— GOAL OF THE EXERCISE —
Locate every line in the records below that contains the word "system", and copy each of those lines in full.

— Saved data entries —
****************
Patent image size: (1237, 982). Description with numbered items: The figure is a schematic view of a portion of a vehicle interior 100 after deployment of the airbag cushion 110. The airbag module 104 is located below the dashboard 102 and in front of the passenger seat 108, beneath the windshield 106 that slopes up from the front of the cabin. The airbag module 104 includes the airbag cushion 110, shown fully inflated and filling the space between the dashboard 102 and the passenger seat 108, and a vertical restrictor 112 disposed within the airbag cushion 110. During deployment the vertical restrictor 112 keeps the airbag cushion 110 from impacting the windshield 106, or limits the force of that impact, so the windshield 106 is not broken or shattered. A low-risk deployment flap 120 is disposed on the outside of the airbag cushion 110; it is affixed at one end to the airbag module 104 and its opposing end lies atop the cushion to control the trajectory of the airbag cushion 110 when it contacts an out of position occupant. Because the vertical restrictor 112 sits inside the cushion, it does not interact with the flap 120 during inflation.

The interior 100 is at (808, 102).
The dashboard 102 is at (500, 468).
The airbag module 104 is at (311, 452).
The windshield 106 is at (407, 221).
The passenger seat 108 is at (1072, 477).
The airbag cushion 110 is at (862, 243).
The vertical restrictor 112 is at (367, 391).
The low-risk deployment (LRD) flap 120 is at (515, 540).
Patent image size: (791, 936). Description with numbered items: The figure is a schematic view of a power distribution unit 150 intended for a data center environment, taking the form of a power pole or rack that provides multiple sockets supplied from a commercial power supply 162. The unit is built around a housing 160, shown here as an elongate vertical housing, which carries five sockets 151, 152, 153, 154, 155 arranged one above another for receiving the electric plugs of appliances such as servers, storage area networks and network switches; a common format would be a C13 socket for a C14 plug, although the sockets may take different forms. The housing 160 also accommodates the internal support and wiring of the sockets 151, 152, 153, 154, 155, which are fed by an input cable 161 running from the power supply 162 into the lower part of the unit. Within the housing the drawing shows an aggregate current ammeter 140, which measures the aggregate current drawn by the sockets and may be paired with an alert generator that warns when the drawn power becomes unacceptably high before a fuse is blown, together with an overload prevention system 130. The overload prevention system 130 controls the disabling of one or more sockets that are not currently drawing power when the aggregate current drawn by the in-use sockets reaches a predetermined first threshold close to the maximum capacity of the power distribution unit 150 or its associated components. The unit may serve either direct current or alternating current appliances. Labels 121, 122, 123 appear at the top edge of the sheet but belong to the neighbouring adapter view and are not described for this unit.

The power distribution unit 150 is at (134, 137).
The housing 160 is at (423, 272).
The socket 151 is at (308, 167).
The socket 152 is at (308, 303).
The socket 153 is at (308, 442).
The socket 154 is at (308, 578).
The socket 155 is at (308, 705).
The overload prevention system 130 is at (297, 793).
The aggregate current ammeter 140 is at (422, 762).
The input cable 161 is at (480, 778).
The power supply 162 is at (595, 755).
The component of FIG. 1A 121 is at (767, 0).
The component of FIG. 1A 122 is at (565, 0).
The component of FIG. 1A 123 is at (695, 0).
****************
— REPLY TO THE EXERCISE —
Patent image size: (791, 936). Description with numbered items: The figure is a schematic view of a power distribution unit 150 intended for a data center environment, taking the form of a power pole or rack that provides multiple sockets supplied from a commercial power supply 162. The unit is built around a housing 160, shown here as an elongate vertical housing, which carries five sockets 151, 152, 153, 154, 155 arranged one above another for receiving the electric plugs of appliances such as servers, storage area networks and network switches; a common format would be a C13 socket for a C14 plug, although the sockets may take different forms. The housing 160 also accommodates the internal support and wiring of the sockets 151, 152, 153, 154, 155, which are fed by an input cable 161 running from the power supply 162 into the lower part of the unit. Within the housing the drawing shows an aggregate current ammeter 140, which measures the aggregate current drawn by the sockets and may be paired with an alert generator that warns when the drawn power becomes unacceptably high before a fuse is blown, together with an overload prevention system 130. The overload prevention system 130 controls the disabling of one or more sockets that are not currently drawing power when the aggregate current drawn by the in-use sockets reaches a predetermined first threshold close to the maximum capacity of the power distribution unit 150 or its associated components. The unit may serve either direct current or alternating current appliances. Labels 121, 122, 123 appear at the top edge of the sheet but belong to the neighbouring adapter view and are not described for this unit.
The overload prevention system 130 is at (297, 793).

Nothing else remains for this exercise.